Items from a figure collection
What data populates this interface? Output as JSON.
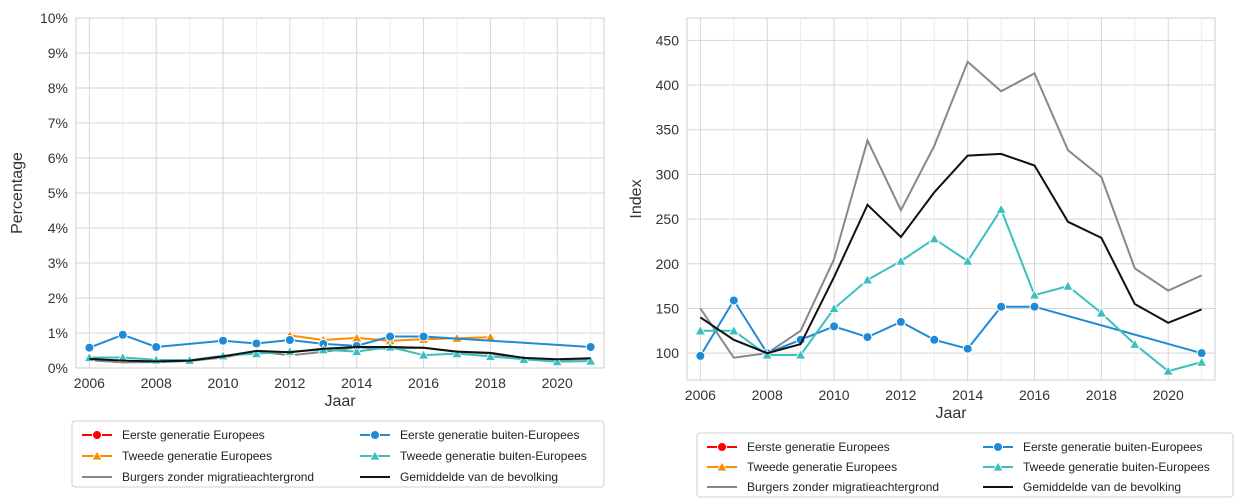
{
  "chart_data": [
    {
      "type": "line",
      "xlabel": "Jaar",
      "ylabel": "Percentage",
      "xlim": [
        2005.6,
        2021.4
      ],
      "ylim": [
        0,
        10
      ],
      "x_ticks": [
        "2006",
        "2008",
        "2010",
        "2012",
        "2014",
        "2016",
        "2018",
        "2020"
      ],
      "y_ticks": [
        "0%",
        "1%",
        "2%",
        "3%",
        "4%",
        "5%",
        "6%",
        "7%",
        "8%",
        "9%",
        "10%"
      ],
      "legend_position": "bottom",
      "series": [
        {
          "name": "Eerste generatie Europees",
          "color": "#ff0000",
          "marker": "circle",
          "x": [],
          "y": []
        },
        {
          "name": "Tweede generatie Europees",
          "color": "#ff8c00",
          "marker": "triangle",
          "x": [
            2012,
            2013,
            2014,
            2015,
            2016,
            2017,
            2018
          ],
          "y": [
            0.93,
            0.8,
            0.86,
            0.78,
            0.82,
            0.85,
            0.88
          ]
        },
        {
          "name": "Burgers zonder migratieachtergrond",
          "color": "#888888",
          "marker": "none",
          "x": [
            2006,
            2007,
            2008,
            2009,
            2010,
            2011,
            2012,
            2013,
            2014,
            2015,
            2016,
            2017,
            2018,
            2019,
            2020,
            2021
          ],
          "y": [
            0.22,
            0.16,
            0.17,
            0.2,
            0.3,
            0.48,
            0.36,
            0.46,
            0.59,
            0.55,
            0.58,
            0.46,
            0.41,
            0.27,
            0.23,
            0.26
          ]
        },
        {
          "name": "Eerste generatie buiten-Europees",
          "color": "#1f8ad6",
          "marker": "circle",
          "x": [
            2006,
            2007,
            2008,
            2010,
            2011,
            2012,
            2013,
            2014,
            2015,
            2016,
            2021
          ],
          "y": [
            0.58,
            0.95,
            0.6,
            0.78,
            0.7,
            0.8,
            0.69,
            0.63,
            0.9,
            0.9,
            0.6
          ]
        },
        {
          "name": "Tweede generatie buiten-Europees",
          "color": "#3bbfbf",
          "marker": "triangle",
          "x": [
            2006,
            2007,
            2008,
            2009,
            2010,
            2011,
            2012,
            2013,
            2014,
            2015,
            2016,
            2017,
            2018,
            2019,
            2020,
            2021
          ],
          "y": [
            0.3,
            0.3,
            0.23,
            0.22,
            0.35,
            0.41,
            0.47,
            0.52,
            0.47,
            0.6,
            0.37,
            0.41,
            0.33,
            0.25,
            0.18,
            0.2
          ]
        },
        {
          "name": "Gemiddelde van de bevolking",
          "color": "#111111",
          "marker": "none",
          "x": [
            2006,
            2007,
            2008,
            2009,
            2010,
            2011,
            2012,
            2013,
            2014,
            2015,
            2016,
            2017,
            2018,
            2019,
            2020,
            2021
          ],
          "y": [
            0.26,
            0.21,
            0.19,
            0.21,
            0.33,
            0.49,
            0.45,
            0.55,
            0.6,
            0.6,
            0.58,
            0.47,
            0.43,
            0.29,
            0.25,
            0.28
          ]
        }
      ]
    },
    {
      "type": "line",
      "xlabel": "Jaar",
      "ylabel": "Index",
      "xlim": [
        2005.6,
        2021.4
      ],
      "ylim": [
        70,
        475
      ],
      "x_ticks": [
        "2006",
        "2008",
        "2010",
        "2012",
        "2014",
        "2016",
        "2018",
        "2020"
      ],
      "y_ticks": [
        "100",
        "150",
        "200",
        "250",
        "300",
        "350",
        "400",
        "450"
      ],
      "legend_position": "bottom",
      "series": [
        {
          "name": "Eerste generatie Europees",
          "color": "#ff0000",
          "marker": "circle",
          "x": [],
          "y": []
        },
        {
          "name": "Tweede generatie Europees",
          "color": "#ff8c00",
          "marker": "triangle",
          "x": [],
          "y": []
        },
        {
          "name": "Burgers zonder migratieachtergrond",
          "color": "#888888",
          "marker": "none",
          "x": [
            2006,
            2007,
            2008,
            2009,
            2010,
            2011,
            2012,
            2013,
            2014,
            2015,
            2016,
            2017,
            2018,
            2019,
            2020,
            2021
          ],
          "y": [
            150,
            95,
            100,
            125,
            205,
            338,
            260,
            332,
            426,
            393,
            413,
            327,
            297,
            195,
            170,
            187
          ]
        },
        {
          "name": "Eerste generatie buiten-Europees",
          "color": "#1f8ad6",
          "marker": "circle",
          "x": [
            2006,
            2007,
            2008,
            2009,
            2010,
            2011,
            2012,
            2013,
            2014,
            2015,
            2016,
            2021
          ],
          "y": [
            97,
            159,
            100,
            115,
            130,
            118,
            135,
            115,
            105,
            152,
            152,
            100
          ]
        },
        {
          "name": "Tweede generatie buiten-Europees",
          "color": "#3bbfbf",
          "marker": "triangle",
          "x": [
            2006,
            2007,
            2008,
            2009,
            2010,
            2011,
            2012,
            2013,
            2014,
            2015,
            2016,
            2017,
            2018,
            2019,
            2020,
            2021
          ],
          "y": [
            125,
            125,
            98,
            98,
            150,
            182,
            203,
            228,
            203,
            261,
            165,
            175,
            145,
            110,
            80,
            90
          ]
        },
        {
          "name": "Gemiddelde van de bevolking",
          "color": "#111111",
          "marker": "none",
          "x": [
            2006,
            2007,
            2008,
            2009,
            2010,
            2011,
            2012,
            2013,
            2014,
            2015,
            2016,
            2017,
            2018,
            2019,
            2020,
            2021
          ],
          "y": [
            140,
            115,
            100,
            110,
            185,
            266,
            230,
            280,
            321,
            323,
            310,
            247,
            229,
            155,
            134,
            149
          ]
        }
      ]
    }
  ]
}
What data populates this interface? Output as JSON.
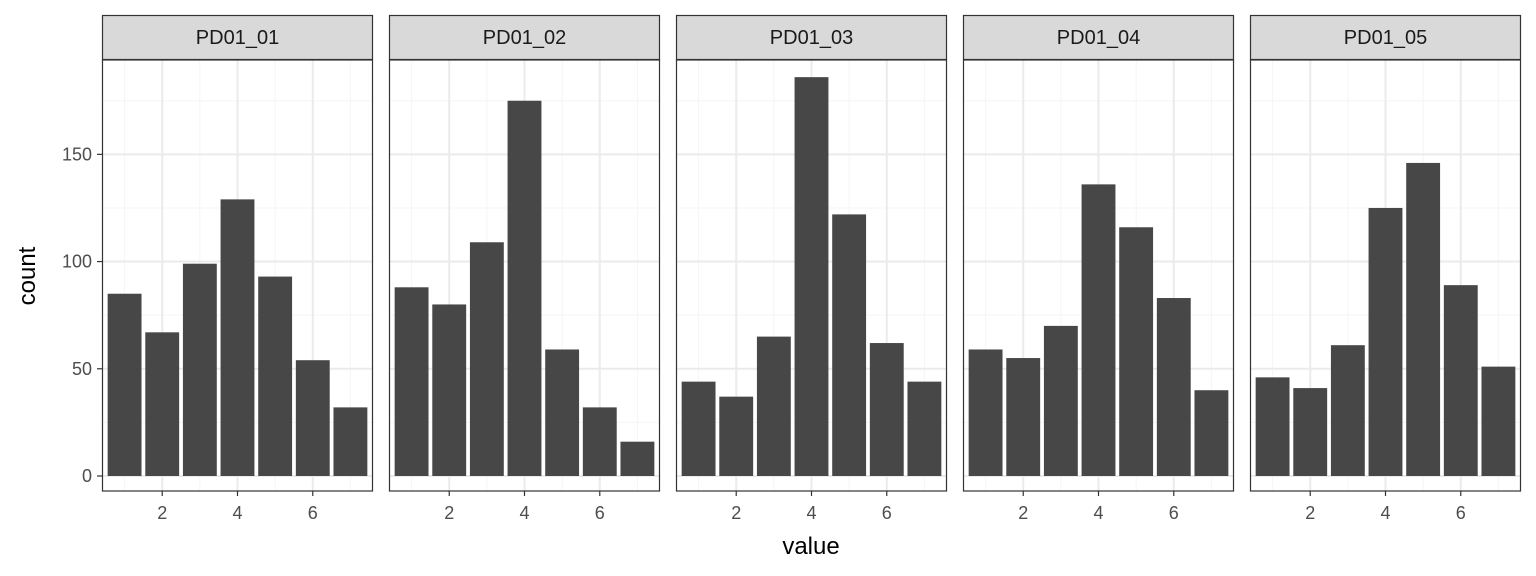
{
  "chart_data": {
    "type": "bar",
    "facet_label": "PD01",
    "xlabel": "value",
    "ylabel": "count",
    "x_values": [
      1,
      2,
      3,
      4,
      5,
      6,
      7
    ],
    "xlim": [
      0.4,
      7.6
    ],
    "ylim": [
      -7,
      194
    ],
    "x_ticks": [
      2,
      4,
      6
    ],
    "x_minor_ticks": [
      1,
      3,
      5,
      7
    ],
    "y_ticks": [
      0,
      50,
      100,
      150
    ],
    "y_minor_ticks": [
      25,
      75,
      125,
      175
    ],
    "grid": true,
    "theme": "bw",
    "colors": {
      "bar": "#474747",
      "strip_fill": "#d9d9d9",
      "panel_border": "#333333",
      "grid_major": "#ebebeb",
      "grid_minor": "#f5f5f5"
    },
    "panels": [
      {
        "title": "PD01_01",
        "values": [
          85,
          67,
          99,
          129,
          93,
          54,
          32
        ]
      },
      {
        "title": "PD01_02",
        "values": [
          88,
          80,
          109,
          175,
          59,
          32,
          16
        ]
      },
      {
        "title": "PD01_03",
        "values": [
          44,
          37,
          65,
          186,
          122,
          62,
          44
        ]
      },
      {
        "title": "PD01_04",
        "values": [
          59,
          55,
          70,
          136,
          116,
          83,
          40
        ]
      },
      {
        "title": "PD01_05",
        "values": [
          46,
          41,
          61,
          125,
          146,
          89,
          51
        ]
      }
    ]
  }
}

## [WHAT THIS TASK INVOLVES]
Take the entries shown above and quote them verbatim, passing over the pictures.

## [PROBLEM SOLUTION]
What data populates this interface? Output as JSON.
{
  "chart_data": [
    {
      "type": "line",
      "xlabel": "Jaar",
      "ylabel": "Percentage",
      "xlim": [
        2005.6,
        2021.4
      ],
      "ylim": [
        0,
        10
      ],
      "x_ticks": [
        "2006",
        "2008",
        "2010",
        "2012",
        "2014",
        "2016",
        "2018",
        "2020"
      ],
      "y_ticks": [
        "0%",
        "1%",
        "2%",
        "3%",
        "4%",
        "5%",
        "6%",
        "7%",
        "8%",
        "9%",
        "10%"
      ],
      "legend_position": "bottom",
      "series": [
        {
          "name": "Eerste generatie Europees",
          "color": "#ff0000",
          "marker": "circle",
          "x": [],
          "y": []
        },
        {
          "name": "Tweede generatie Europees",
          "color": "#ff8c00",
          "marker": "triangle",
          "x": [
            2012,
            2013,
            2014,
            2015,
            2016,
            2017,
            2018
          ],
          "y": [
            0.93,
            0.8,
            0.86,
            0.78,
            0.82,
            0.85,
            0.88
          ]
        },
        {
          "name": "Burgers zonder migratieachtergrond",
          "color": "#888888",
          "marker": "none",
          "x": [
            2006,
            2007,
            2008,
            2009,
            2010,
            2011,
            2012,
            2013,
            2014,
            2015,
            2016,
            2017,
            2018,
            2019,
            2020,
            2021
          ],
          "y": [
            0.22,
            0.16,
            0.17,
            0.2,
            0.3,
            0.48,
            0.36,
            0.46,
            0.59,
            0.55,
            0.58,
            0.46,
            0.41,
            0.27,
            0.23,
            0.26
          ]
        },
        {
          "name": "Eerste generatie buiten-Europees",
          "color": "#1f8ad6",
          "marker": "circle",
          "x": [
            2006,
            2007,
            2008,
            2010,
            2011,
            2012,
            2013,
            2014,
            2015,
            2016,
            2021
          ],
          "y": [
            0.58,
            0.95,
            0.6,
            0.78,
            0.7,
            0.8,
            0.69,
            0.63,
            0.9,
            0.9,
            0.6
          ]
        },
        {
          "name": "Tweede generatie buiten-Europees",
          "color": "#3bbfbf",
          "marker": "triangle",
          "x": [
            2006,
            2007,
            2008,
            2009,
            2010,
            2011,
            2012,
            2013,
            2014,
            2015,
            2016,
            2017,
            2018,
            2019,
            2020,
            2021
          ],
          "y": [
            0.3,
            0.3,
            0.23,
            0.22,
            0.35,
            0.41,
            0.47,
            0.52,
            0.47,
            0.6,
            0.37,
            0.41,
            0.33,
            0.25,
            0.18,
            0.2
          ]
        },
        {
          "name": "Gemiddelde van de bevolking",
          "color": "#111111",
          "marker": "none",
          "x": [
            2006,
            2007,
            2008,
            2009,
            2010,
            2011,
            2012,
            2013,
            2014,
            2015,
            2016,
            2017,
            2018,
            2019,
            2020,
            2021
          ],
          "y": [
            0.26,
            0.21,
            0.19,
            0.21,
            0.33,
            0.49,
            0.45,
            0.55,
            0.6,
            0.6,
            0.58,
            0.47,
            0.43,
            0.29,
            0.25,
            0.28
          ]
        }
      ]
    },
    {
      "type": "line",
      "xlabel": "Jaar",
      "ylabel": "Index",
      "xlim": [
        2005.6,
        2021.4
      ],
      "ylim": [
        70,
        475
      ],
      "x_ticks": [
        "2006",
        "2008",
        "2010",
        "2012",
        "2014",
        "2016",
        "2018",
        "2020"
      ],
      "y_ticks": [
        "100",
        "150",
        "200",
        "250",
        "300",
        "350",
        "400",
        "450"
      ],
      "legend_position": "bottom",
      "series": [
        {
          "name": "Eerste generatie Europees",
          "color": "#ff0000",
          "marker": "circle",
          "x": [],
          "y": []
        },
        {
          "name": "Tweede generatie Europees",
          "color": "#ff8c00",
          "marker": "triangle",
          "x": [],
          "y": []
        },
        {
          "name": "Burgers zonder migratieachtergrond",
          "color": "#888888",
          "marker": "none",
          "x": [
            2006,
            2007,
            2008,
            2009,
            2010,
            2011,
            2012,
            2013,
            2014,
            2015,
            2016,
            2017,
            2018,
            2019,
            2020,
            2021
          ],
          "y": [
            150,
            95,
            100,
            125,
            205,
            338,
            260,
            332,
            426,
            393,
            413,
            327,
            297,
            195,
            170,
            187
          ]
        },
        {
          "name": "Eerste generatie buiten-Europees",
          "color": "#1f8ad6",
          "marker": "circle",
          "x": [
            2006,
            2007,
            2008,
            2009,
            2010,
            2011,
            2012,
            2013,
            2014,
            2015,
            2016,
            2021
          ],
          "y": [
            97,
            159,
            100,
            115,
            130,
            118,
            135,
            115,
            105,
            152,
            152,
            100
          ]
        },
        {
          "name": "Tweede generatie buiten-Europees",
          "color": "#3bbfbf",
          "marker": "triangle",
          "x": [
            2006,
            2007,
            2008,
            2009,
            2010,
            2011,
            2012,
            2013,
            2014,
            2015,
            2016,
            2017,
            2018,
            2019,
            2020,
            2021
          ],
          "y": [
            125,
            125,
            98,
            98,
            150,
            182,
            203,
            228,
            203,
            261,
            165,
            175,
            145,
            110,
            80,
            90
          ]
        },
        {
          "name": "Gemiddelde van de bevolking",
          "color": "#111111",
          "marker": "none",
          "x": [
            2006,
            2007,
            2008,
            2009,
            2010,
            2011,
            2012,
            2013,
            2014,
            2015,
            2016,
            2017,
            2018,
            2019,
            2020,
            2021
          ],
          "y": [
            140,
            115,
            100,
            110,
            185,
            266,
            230,
            280,
            321,
            323,
            310,
            247,
            229,
            155,
            134,
            149
          ]
        }
      ]
    }
  ]
}
What data populates this interface? Output as JSON.
{
  "chart_data": {
    "type": "bar",
    "facet_label": "PD01",
    "xlabel": "value",
    "ylabel": "count",
    "x_values": [
      1,
      2,
      3,
      4,
      5,
      6,
      7
    ],
    "xlim": [
      0.4,
      7.6
    ],
    "ylim": [
      -7,
      194
    ],
    "x_ticks": [
      2,
      4,
      6
    ],
    "x_minor_ticks": [
      1,
      3,
      5,
      7
    ],
    "y_ticks": [
      0,
      50,
      100,
      150
    ],
    "y_minor_ticks": [
      25,
      75,
      125,
      175
    ],
    "grid": true,
    "theme": "bw",
    "colors": {
      "bar": "#474747",
      "strip_fill": "#d9d9d9",
      "panel_border": "#333333",
      "grid_major": "#ebebeb",
      "grid_minor": "#f5f5f5"
    },
    "panels": [
      {
        "title": "PD01_01",
        "values": [
          85,
          67,
          99,
          129,
          93,
          54,
          32
        ]
      },
      {
        "title": "PD01_02",
        "values": [
          88,
          80,
          109,
          175,
          59,
          32,
          16
        ]
      },
      {
        "title": "PD01_03",
        "values": [
          44,
          37,
          65,
          186,
          122,
          62,
          44
        ]
      },
      {
        "title": "PD01_04",
        "values": [
          59,
          55,
          70,
          136,
          116,
          83,
          40
        ]
      },
      {
        "title": "PD01_05",
        "values": [
          46,
          41,
          61,
          125,
          146,
          89,
          51
        ]
      }
    ]
  }
}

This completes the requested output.